__Instructions for the task__. Hunt for the word "邑人奇之" across the entries below, copying each line that holds it.

[Stored items]
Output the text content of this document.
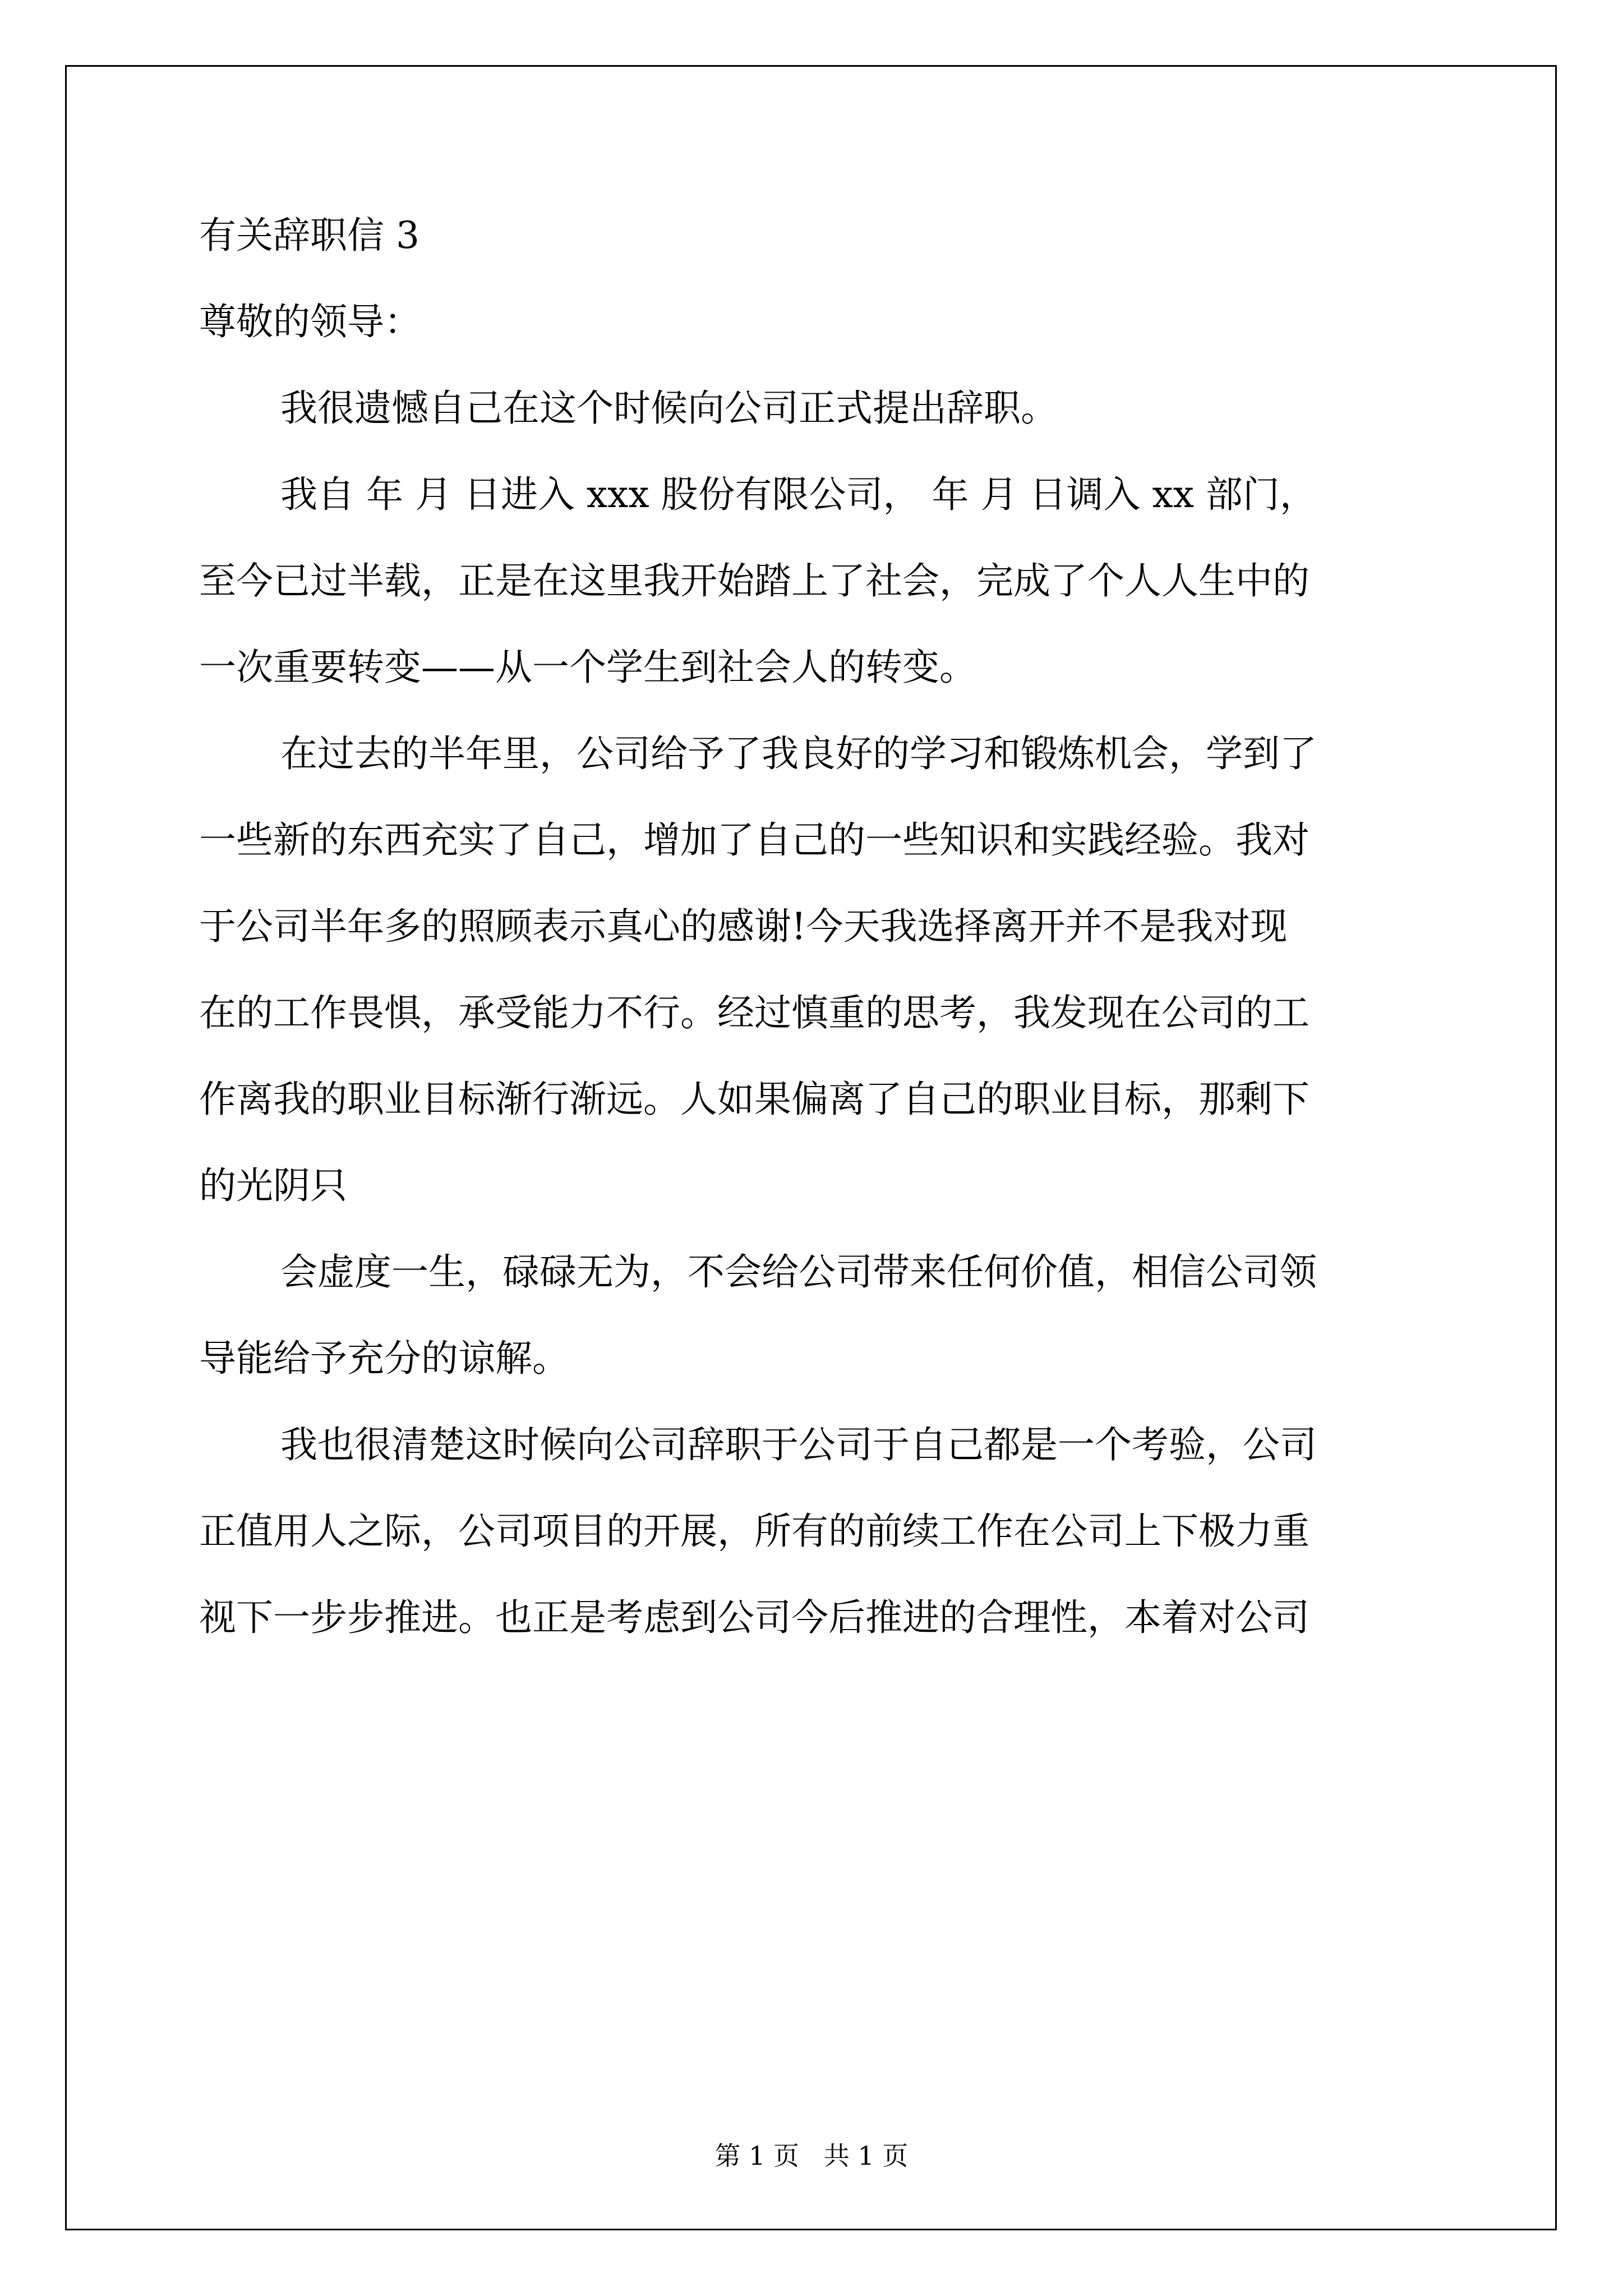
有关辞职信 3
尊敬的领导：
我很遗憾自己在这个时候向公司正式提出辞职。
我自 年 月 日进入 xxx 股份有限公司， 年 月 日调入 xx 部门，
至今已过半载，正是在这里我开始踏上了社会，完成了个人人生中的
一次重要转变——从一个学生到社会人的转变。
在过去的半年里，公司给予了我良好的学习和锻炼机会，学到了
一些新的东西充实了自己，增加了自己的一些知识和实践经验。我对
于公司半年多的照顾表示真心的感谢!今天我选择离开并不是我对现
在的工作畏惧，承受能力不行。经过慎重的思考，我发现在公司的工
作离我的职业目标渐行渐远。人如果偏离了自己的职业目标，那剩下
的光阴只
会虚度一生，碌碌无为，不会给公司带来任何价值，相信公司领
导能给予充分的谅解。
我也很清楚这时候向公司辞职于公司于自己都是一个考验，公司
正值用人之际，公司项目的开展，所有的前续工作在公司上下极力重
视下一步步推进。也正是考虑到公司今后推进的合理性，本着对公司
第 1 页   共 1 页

* * *

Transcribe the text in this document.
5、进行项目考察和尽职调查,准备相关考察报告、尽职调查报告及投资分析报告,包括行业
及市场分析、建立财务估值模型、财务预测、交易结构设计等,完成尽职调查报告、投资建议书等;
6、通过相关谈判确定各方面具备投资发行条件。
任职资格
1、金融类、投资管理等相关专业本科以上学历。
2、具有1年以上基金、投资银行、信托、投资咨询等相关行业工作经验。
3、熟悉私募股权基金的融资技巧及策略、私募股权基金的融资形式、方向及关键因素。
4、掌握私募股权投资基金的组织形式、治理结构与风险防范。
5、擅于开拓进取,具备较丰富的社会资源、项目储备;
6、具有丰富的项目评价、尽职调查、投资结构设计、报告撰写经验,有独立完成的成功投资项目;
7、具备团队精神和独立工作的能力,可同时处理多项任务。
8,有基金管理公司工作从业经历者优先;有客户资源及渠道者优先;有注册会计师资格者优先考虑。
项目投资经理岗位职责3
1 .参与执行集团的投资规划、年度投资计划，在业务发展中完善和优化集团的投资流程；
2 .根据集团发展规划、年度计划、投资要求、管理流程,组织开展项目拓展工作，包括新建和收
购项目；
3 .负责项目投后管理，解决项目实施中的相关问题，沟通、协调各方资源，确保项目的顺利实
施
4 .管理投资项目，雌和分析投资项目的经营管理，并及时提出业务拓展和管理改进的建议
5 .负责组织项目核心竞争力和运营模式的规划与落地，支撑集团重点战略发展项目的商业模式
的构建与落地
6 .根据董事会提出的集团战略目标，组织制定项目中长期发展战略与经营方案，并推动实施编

--

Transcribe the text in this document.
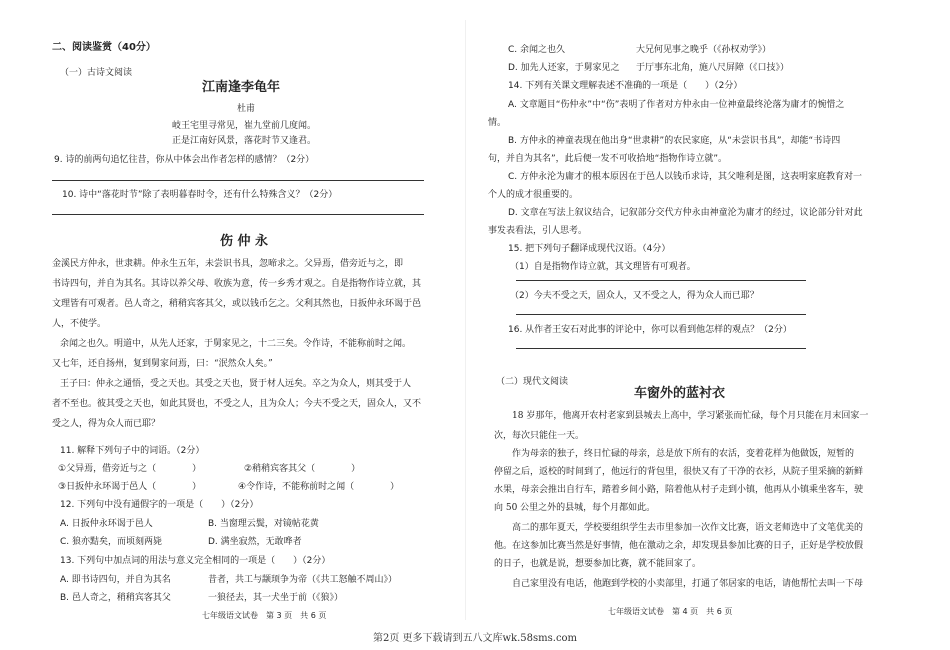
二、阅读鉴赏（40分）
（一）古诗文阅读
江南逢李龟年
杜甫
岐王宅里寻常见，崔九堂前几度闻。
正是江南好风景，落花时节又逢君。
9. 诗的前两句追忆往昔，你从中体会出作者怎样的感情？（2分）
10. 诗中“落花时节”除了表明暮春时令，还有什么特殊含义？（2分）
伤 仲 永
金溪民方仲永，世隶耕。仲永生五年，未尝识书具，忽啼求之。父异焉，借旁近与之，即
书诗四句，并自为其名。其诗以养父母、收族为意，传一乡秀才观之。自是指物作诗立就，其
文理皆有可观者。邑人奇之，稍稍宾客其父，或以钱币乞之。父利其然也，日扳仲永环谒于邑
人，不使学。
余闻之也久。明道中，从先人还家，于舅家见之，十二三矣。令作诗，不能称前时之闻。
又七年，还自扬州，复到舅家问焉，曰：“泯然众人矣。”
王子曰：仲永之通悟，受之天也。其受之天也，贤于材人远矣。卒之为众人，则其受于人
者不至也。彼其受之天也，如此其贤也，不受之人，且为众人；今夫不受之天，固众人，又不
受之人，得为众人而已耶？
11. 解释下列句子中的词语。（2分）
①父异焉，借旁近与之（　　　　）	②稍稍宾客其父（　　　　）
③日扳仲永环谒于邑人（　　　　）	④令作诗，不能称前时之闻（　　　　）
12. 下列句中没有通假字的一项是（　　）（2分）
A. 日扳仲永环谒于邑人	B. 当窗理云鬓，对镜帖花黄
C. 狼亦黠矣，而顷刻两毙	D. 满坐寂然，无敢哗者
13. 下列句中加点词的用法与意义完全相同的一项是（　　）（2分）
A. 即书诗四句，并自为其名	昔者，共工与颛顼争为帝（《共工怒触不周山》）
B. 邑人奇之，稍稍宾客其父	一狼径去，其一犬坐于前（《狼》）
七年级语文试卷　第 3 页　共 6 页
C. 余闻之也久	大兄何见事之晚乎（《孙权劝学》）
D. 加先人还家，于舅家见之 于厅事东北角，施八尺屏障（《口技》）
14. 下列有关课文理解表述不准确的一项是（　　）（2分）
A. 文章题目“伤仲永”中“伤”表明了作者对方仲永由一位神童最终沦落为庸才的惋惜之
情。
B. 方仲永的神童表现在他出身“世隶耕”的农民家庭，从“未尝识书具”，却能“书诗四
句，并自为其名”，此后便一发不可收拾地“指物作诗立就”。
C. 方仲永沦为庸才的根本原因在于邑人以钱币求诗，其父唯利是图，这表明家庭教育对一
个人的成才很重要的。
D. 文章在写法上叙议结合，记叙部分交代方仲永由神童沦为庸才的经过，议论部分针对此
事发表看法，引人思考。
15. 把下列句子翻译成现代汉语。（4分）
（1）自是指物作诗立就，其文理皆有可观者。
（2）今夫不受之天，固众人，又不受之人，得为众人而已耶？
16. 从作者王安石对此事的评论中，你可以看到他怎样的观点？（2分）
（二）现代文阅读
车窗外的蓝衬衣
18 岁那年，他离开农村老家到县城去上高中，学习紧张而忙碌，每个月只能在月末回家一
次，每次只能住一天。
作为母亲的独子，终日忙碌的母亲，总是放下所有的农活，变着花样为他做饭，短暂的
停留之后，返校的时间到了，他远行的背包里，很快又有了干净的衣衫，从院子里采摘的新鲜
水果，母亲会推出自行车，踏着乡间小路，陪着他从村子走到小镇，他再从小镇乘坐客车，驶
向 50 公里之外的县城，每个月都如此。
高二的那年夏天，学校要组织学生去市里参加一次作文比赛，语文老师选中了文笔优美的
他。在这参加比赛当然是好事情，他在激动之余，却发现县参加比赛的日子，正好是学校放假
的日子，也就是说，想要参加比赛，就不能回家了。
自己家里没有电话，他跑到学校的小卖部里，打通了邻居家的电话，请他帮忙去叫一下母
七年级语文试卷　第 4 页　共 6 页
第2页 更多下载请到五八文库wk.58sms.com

__Task answer__.
文理皆有可观者。邑人奇之，稍稍宾客其父，或以钱币乞之。父利其然也，日扳仲永环谒于邑
B. 邑人奇之，稍稍宾客其父	一狼径去，其一犬坐于前（《狼》）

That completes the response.